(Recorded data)
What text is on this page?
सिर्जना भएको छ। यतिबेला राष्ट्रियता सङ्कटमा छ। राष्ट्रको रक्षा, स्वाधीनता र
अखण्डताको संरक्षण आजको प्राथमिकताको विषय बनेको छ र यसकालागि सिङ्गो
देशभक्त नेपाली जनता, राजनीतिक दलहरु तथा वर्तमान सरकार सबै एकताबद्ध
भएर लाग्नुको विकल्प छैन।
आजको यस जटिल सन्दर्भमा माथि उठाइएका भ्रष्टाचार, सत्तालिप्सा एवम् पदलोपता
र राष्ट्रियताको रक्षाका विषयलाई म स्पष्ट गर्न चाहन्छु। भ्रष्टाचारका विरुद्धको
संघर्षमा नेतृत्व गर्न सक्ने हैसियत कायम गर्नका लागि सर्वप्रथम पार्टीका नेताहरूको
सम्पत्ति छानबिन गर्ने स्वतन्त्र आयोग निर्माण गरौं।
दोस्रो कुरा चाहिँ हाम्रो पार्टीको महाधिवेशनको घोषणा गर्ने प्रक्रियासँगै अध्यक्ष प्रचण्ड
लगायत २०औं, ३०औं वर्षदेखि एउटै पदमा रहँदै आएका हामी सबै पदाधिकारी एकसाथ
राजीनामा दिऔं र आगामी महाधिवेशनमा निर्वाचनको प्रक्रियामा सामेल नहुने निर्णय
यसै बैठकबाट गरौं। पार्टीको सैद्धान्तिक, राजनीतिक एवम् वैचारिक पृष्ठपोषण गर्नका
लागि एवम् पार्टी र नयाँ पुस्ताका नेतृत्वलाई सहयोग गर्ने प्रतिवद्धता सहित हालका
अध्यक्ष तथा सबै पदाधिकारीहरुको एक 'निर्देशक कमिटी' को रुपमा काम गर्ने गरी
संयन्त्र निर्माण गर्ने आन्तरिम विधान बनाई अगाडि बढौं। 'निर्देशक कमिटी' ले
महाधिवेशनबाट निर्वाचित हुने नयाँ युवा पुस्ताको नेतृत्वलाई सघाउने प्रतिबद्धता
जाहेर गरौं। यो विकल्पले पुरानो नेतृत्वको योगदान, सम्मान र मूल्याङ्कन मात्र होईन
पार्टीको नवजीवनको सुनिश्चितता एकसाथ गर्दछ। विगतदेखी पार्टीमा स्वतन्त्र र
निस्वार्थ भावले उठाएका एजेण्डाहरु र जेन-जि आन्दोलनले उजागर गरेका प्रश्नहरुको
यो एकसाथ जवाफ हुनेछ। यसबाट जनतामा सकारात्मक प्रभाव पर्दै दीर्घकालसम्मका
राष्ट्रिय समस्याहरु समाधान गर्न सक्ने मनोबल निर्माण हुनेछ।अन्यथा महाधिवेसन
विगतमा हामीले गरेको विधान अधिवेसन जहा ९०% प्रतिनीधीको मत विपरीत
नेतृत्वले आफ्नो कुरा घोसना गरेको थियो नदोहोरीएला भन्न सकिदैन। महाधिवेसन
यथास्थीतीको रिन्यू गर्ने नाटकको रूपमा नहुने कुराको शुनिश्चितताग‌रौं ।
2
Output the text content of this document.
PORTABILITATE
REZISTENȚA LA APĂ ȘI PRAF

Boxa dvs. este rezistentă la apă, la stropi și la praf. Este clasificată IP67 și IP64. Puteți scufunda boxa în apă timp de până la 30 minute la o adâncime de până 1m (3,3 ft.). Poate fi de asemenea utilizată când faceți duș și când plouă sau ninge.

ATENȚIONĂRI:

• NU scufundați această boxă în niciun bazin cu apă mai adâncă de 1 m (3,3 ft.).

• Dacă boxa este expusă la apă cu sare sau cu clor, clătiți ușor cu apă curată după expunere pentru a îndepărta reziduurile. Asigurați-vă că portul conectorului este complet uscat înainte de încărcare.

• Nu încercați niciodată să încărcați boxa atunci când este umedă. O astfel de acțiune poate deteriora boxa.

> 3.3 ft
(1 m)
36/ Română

**Work required:** Gather all lines with the string "când" from the data.

**The response:**
Boxa dvs. este rezistentă la apă, la stropi și la praf. Este clasificată IP67 și IP64. Puteți scufunda boxa în apă timp de până la 30 minute la o adâncime de până 1m (3,3 ft.). Poate fi de asemenea utilizată când faceți duș și când plouă sau ninge.
• Nu încercați niciodată să încărcați boxa atunci când este umedă. O astfel de acțiune poate deteriora boxa.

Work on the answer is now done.